Task description — Locate and copy each line in the data that contains the word "bdoyle".

Supplied data —
--
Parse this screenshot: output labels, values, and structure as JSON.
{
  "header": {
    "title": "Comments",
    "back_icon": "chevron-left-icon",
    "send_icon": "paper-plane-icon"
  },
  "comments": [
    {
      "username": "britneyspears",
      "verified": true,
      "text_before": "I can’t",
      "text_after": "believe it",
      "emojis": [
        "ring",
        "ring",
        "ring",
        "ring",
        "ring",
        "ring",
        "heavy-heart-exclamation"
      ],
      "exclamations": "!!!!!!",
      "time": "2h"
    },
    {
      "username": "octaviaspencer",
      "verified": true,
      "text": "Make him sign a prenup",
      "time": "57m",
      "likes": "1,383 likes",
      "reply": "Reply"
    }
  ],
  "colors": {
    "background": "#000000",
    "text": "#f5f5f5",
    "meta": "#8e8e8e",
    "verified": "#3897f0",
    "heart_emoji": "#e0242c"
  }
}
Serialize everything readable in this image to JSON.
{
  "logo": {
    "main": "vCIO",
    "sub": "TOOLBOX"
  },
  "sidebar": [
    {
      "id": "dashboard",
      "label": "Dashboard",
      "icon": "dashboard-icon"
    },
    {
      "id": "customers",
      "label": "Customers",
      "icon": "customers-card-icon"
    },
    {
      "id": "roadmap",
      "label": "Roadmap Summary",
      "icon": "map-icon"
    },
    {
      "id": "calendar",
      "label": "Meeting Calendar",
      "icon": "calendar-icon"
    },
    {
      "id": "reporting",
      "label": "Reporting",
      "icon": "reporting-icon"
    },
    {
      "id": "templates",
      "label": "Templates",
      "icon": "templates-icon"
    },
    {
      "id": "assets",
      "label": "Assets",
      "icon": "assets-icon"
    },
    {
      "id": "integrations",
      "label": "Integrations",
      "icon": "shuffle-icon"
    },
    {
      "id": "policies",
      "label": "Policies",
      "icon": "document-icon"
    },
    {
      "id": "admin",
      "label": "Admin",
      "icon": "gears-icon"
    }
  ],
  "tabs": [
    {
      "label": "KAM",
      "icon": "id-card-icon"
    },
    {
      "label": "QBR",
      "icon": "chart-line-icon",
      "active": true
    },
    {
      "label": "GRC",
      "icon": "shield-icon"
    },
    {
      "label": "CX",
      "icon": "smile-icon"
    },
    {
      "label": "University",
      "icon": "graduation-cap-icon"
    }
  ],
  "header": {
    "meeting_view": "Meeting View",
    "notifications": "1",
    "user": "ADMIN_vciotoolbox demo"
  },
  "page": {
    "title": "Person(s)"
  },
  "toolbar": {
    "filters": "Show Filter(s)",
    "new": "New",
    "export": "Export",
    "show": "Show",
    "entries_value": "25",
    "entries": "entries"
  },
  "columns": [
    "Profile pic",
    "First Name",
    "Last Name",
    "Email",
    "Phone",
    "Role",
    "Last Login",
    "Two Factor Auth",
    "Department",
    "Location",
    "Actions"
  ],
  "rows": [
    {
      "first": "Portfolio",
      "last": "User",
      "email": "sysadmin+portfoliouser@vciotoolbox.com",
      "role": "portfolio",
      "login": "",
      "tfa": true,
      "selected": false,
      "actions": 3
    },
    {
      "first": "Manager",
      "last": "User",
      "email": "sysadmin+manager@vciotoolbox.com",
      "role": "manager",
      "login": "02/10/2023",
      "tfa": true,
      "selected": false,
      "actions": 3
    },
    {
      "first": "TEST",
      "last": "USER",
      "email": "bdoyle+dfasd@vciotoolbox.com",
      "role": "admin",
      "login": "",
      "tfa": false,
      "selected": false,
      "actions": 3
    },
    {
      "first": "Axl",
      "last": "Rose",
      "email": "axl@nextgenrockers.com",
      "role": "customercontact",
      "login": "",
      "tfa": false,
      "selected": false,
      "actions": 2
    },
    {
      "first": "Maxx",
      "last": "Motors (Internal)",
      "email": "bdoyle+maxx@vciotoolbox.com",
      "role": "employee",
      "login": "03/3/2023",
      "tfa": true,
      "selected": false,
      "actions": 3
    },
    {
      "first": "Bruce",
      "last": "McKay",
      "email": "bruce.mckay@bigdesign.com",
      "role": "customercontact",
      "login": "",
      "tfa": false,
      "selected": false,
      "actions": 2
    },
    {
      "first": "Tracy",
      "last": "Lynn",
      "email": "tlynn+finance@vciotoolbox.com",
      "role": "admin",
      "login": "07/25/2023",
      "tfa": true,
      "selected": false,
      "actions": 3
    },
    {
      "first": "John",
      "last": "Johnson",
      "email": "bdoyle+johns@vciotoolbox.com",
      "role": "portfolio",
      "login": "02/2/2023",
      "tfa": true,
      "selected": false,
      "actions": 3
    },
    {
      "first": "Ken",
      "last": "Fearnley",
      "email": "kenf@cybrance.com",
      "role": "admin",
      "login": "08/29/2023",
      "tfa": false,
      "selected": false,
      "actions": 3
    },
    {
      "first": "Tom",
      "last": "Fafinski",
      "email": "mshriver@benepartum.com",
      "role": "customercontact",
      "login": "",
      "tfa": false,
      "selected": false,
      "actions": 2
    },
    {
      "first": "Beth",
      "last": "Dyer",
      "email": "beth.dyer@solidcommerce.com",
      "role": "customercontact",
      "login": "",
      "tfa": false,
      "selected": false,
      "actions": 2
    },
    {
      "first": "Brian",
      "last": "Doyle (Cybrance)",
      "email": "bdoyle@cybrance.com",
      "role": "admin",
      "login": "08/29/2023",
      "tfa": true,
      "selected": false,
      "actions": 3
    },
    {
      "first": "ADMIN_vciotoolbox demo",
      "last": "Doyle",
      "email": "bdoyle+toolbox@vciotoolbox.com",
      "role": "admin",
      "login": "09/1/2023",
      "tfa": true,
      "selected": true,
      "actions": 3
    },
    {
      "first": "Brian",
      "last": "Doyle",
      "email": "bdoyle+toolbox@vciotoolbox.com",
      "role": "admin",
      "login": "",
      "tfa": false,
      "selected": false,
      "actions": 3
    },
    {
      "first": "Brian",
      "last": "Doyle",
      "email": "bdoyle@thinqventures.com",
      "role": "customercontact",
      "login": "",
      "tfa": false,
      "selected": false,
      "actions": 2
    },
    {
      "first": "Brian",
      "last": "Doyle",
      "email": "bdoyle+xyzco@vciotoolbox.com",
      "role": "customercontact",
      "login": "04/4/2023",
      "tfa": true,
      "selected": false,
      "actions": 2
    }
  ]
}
--
Solution for this task —
      "email": "bdoyle+dfasd@vciotoolbox.com",
      "email": "bdoyle+maxx@vciotoolbox.com",
      "email": "bdoyle+johns@vciotoolbox.com",
      "email": "bdoyle@cybrance.com",
      "email": "bdoyle+toolbox@vciotoolbox.com",
      "email": "bdoyle+toolbox@vciotoolbox.com",
      "email": "bdoyle@thinqventures.com",
      "email": "bdoyle+xyzco@vciotoolbox.com",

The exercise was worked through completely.